## [Instructions for the task]
Produce an exact copy of all the data below, dropping every image.

## [Listing]
- - -

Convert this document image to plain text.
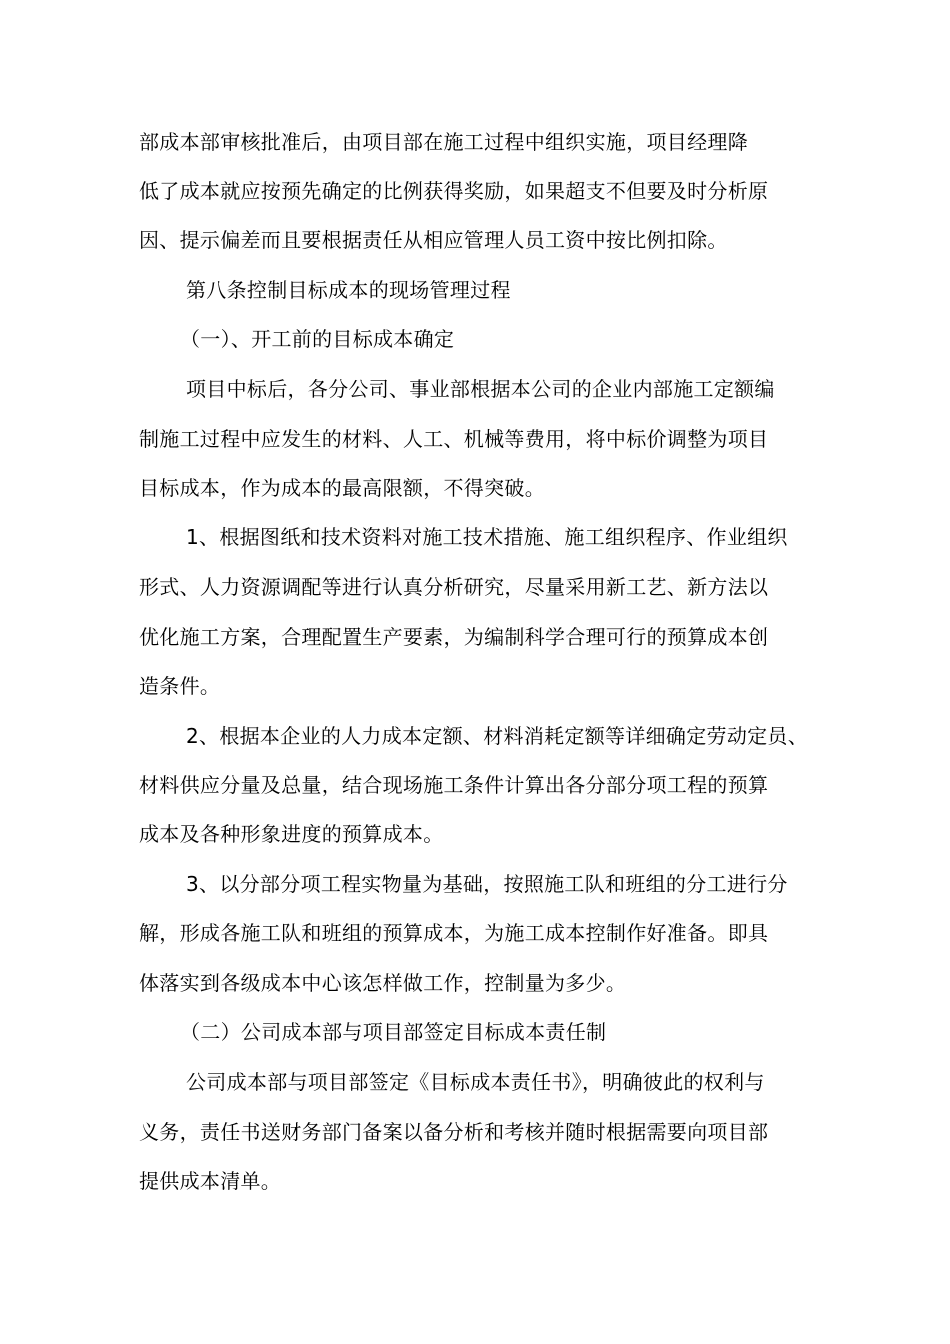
部成本部审核批准后，由项目部在施工过程中组织实施，项目经理降
低了成本就应按预先确定的比例获得奖励，如果超支不但要及时分析原
因、提示偏差而且要根据责任从相应管理人员工资中按比例扣除。
第八条控制目标成本的现场管理过程
（一）、开工前的目标成本确定
项目中标后，各分公司、事业部根据本公司的企业内部施工定额编
制施工过程中应发生的材料、人工、机械等费用，将中标价调整为项目
目标成本，作为成本的最高限额，不得突破。
1、根据图纸和技术资料对施工技术措施、施工组织程序、作业组织
形式、人力资源调配等进行认真分析研究，尽量采用新工艺、新方法以
优化施工方案，合理配置生产要素，为编制科学合理可行的预算成本创
造条件。
2、根据本企业的人力成本定额、材料消耗定额等详细确定劳动定员、
材料供应分量及总量，结合现场施工条件计算出各分部分项工程的预算
成本及各种形象进度的预算成本。
3、以分部分项工程实物量为基础，按照施工队和班组的分工进行分
解，形成各施工队和班组的预算成本，为施工成本控制作好准备。即具
体落实到各级成本中心该怎样做工作，控制量为多少。
（二）公司成本部与项目部签定目标成本责任制
公司成本部与项目部签定《目标成本责任书》，明确彼此的权利与
义务，责任书送财务部门备案以备分析和考核并随时根据需要向项目部
提供成本清单。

- - -

## [Worked answer]
Convert this document image to plain text.
部成本部审核批准后，由项目部在施工过程中组织实施，项目经理降
低了成本就应按预先确定的比例获得奖励，如果超支不但要及时分析原
因、提示偏差而且要根据责任从相应管理人员工资中按比例扣除。
第八条控制目标成本的现场管理过程
（一）、开工前的目标成本确定
项目中标后，各分公司、事业部根据本公司的企业内部施工定额编
制施工过程中应发生的材料、人工、机械等费用，将中标价调整为项目
目标成本，作为成本的最高限额，不得突破。
1、根据图纸和技术资料对施工技术措施、施工组织程序、作业组织
形式、人力资源调配等进行认真分析研究，尽量采用新工艺、新方法以
优化施工方案，合理配置生产要素，为编制科学合理可行的预算成本创
造条件。
2、根据本企业的人力成本定额、材料消耗定额等详细确定劳动定员、
材料供应分量及总量，结合现场施工条件计算出各分部分项工程的预算
成本及各种形象进度的预算成本。
3、以分部分项工程实物量为基础，按照施工队和班组的分工进行分
解，形成各施工队和班组的预算成本，为施工成本控制作好准备。即具
体落实到各级成本中心该怎样做工作，控制量为多少。
（二）公司成本部与项目部签定目标成本责任制
公司成本部与项目部签定《目标成本责任书》，明确彼此的权利与
义务，责任书送财务部门备案以备分析和考核并随时根据需要向项目部
提供成本清单。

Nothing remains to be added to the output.